Copy everything from the start of the listing down to the line containing "y2-axis-label: [m] [1918, 83, 1945, 116]", keeping each line unchanged.

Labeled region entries
........
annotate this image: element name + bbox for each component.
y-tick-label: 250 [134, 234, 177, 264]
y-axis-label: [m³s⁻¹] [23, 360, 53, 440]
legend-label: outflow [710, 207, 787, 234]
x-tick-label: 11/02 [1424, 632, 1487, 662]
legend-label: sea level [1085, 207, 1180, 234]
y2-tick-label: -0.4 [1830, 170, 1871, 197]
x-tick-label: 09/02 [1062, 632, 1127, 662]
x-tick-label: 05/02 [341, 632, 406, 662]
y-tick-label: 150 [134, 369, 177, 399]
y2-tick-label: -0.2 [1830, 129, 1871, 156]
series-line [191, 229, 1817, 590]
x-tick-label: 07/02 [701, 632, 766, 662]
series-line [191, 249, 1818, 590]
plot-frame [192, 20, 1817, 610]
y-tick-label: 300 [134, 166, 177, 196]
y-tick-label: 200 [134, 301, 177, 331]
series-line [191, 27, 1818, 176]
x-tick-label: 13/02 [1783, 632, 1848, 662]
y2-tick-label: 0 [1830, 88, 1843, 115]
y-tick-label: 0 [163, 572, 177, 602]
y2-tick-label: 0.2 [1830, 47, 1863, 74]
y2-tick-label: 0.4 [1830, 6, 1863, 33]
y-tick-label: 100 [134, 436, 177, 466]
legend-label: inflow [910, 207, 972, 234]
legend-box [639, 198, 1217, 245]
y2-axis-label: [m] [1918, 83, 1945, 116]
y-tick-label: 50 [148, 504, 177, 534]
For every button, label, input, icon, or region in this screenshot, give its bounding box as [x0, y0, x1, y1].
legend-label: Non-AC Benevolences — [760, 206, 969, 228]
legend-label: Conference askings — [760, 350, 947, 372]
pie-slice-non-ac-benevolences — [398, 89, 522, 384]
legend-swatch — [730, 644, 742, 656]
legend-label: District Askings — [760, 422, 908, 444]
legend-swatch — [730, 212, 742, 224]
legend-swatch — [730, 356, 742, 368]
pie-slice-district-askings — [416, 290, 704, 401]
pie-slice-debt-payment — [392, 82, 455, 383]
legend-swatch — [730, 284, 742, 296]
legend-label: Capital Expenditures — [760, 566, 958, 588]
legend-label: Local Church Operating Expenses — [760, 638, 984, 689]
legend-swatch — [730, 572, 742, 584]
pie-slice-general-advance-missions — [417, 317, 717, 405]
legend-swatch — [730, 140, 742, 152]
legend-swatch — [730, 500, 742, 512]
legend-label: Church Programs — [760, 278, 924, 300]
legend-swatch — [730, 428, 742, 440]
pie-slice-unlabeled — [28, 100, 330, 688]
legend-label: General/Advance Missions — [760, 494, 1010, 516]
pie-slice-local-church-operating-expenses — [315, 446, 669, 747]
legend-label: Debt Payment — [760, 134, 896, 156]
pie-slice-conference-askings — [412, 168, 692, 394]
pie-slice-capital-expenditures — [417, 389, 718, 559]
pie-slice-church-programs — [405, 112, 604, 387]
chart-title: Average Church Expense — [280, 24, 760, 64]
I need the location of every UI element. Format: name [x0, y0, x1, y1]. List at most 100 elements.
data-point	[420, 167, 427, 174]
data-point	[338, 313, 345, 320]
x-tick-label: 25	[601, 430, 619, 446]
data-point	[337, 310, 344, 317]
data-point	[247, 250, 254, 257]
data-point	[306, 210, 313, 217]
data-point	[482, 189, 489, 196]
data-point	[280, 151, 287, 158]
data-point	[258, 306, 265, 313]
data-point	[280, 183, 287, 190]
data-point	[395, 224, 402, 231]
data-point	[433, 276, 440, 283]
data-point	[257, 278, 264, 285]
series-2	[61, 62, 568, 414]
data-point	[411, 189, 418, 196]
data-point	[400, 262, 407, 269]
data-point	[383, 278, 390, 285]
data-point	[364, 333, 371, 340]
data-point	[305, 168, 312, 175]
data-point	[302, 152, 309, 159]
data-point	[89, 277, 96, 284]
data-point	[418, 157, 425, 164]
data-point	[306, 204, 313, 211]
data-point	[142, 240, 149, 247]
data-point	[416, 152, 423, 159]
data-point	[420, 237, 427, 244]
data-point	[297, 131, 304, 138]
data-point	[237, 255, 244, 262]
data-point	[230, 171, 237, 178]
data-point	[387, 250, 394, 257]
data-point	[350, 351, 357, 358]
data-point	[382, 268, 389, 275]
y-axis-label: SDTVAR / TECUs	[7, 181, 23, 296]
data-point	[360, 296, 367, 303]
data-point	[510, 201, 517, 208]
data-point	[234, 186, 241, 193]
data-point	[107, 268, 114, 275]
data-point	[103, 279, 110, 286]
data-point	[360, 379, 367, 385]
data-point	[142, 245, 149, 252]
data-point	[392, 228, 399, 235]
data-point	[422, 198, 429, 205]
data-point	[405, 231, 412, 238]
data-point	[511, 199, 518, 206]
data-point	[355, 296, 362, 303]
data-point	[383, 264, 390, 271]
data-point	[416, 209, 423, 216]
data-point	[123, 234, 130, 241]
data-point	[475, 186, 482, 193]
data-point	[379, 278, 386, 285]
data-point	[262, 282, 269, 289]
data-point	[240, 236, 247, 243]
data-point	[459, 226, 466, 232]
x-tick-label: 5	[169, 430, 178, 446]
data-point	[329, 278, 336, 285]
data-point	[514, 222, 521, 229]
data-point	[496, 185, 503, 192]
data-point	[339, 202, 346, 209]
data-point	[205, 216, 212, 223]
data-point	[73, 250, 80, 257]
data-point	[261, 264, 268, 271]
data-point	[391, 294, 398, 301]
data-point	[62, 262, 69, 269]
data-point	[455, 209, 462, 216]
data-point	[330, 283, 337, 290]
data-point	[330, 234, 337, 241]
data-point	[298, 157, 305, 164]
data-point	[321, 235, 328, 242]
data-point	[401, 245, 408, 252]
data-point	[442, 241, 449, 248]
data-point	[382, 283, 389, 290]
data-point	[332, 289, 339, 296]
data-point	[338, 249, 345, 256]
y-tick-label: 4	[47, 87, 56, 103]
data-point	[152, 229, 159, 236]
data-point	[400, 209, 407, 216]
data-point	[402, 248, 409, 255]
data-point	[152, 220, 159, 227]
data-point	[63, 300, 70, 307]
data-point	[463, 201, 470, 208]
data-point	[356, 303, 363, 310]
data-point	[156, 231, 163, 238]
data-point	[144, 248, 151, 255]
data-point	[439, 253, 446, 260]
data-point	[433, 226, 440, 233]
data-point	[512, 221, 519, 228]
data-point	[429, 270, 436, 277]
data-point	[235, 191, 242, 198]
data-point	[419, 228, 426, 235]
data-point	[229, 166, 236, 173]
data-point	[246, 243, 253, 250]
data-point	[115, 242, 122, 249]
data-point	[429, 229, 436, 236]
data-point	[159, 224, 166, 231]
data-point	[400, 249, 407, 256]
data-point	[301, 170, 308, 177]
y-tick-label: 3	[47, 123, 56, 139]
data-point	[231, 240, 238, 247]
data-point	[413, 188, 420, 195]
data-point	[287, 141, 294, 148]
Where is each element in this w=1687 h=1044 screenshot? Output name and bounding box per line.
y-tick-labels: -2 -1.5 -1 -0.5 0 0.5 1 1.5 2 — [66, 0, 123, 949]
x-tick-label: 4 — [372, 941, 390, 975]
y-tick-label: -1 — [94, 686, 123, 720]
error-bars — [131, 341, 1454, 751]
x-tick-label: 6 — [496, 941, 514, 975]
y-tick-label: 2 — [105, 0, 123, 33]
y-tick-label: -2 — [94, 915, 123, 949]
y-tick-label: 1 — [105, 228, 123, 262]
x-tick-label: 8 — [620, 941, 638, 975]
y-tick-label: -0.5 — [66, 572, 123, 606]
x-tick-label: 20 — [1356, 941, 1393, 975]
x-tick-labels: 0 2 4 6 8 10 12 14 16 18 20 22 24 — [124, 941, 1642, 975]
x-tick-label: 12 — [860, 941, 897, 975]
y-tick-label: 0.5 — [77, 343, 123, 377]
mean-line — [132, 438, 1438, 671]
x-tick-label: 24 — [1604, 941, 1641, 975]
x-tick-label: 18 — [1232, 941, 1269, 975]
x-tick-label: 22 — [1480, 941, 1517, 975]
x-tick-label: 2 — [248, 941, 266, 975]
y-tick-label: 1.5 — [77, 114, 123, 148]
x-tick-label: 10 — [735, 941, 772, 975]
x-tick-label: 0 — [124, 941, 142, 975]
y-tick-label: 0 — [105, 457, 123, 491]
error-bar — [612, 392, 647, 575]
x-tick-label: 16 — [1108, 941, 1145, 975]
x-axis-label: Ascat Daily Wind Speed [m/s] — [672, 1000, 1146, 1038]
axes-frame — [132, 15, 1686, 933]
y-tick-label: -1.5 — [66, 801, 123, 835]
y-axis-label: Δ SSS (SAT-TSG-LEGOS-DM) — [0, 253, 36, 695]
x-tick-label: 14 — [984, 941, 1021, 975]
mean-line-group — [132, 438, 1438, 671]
........
**Output**
annotate this image: element name + bbox for each component.
y-tick-label: 250 [134, 234, 177, 264]
y-axis-label: [m³s⁻¹] [23, 360, 53, 440]
legend-label: outflow [710, 207, 787, 234]
x-tick-label: 11/02 [1424, 632, 1487, 662]
legend-label: sea level [1085, 207, 1180, 234]
y2-tick-label: -0.4 [1830, 170, 1871, 197]
x-tick-label: 09/02 [1062, 632, 1127, 662]
x-tick-label: 05/02 [341, 632, 406, 662]
y-tick-label: 150 [134, 369, 177, 399]
y2-tick-label: -0.2 [1830, 129, 1871, 156]
series-line [191, 229, 1817, 590]
x-tick-label: 07/02 [701, 632, 766, 662]
series-line [191, 249, 1818, 590]
plot-frame [192, 20, 1817, 610]
y-tick-label: 300 [134, 166, 177, 196]
y-tick-label: 200 [134, 301, 177, 331]
series-line [191, 27, 1818, 176]
x-tick-label: 13/02 [1783, 632, 1848, 662]
y2-tick-label: 0 [1830, 88, 1843, 115]
y-tick-label: 0 [163, 572, 177, 602]
y2-tick-label: 0.2 [1830, 47, 1863, 74]
y2-tick-label: 0.4 [1830, 6, 1863, 33]
y-tick-label: 100 [134, 436, 177, 466]
legend-label: inflow [910, 207, 972, 234]
legend-box [639, 198, 1217, 245]
y2-axis-label: [m] [1918, 83, 1945, 116]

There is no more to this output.